(Objective)
Leave out the pictures and copy each record below exactly.

============

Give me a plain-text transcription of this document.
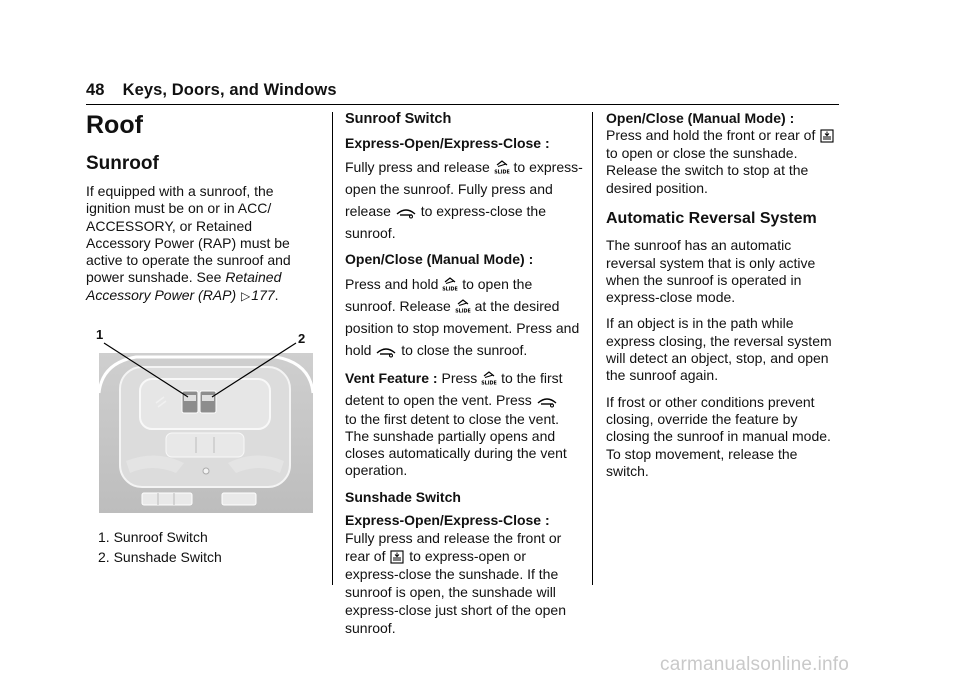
48 Keys, Doors, and Windows
Roof
Sunroof

If equipped with a sunroof, the ignition must be on or in ACC/ ACCESSORY, or Retained Accessory Power (RAP) must be active to operate the sunroof and power sunshade. See Retained Accessory Power (RAP) ▷177.

1	2

1. Sunroof Switch

2. Sunshade Switch

Sunroof Switch

Express-Open/Express-Close :

Fully press and release SLIDE to express-open the sunroof. Fully press and release to express-close the sunroof.

Open/Close (Manual Mode) :

Press and hold SLIDE to open the sunroof. Release SLIDE at the desired position to stop movement. Press and hold to close the sunroof.

Vent Feature : Press SLIDE to the first detent to open the vent. Press

to the first detent to close the vent. The sunshade partially opens and closes automatically during the vent operation.

Sunshade Switch

Express-Open/Express-Close :

Fully press and release the front or rear of to express-open or express-close the sunshade. If the sunroof is open, the sunshade will express-close just short of the open sunroof.

Open/Close (Manual Mode) :

Press and hold the front or rear of  to open or close the sunshade. Release the switch to stop at the desired position.

Automatic Reversal System

The sunroof has an automatic reversal system that is only active when the sunroof is operated in express-close mode.

If an object is in the path while express closing, the reversal system will detect an object, stop, and open the sunroof again.

If frost or other conditions prevent closing, override the feature by closing the sunroof in manual mode. To stop movement, release the switch.

carmanualsonline.info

============

(Result of this exercise)
Give me a plain-text transcription of this document.
48 Keys, Doors, and Windows
Roof
Sunroof

If equipped with a sunroof, the ignition must be on or in ACC/ ACCESSORY, or Retained Accessory Power (RAP) must be active to operate the sunroof and power sunshade. See Retained Accessory Power (RAP) ▷177.

1	2

1. Sunroof Switch

2. Sunshade Switch

Sunroof Switch

Express-Open/Express-Close :

Fully press and release SLIDE to express-open the sunroof. Fully press and release to express-close the sunroof.

Open/Close (Manual Mode) :

Press and hold SLIDE to open the sunroof. Release SLIDE at the desired position to stop movement. Press and hold to close the sunroof.

Vent Feature : Press SLIDE to the first detent to open the vent. Press

to the first detent to close the vent. The sunshade partially opens and closes automatically during the vent operation.

Sunshade Switch

Express-Open/Express-Close :

Fully press and release the front or rear of to express-open or express-close the sunshade. If the sunroof is open, the sunshade will express-close just short of the open sunroof.

Open/Close (Manual Mode) :

Press and hold the front or rear of  to open or close the sunshade. Release the switch to stop at the desired position.

Automatic Reversal System

The sunroof has an automatic reversal system that is only active when the sunroof is operated in express-close mode.

If an object is in the path while express closing, the reversal system will detect an object, stop, and open the sunroof again.

If frost or other conditions prevent closing, override the feature by closing the sunroof in manual mode. To stop movement, release the switch.

carmanualsonline.info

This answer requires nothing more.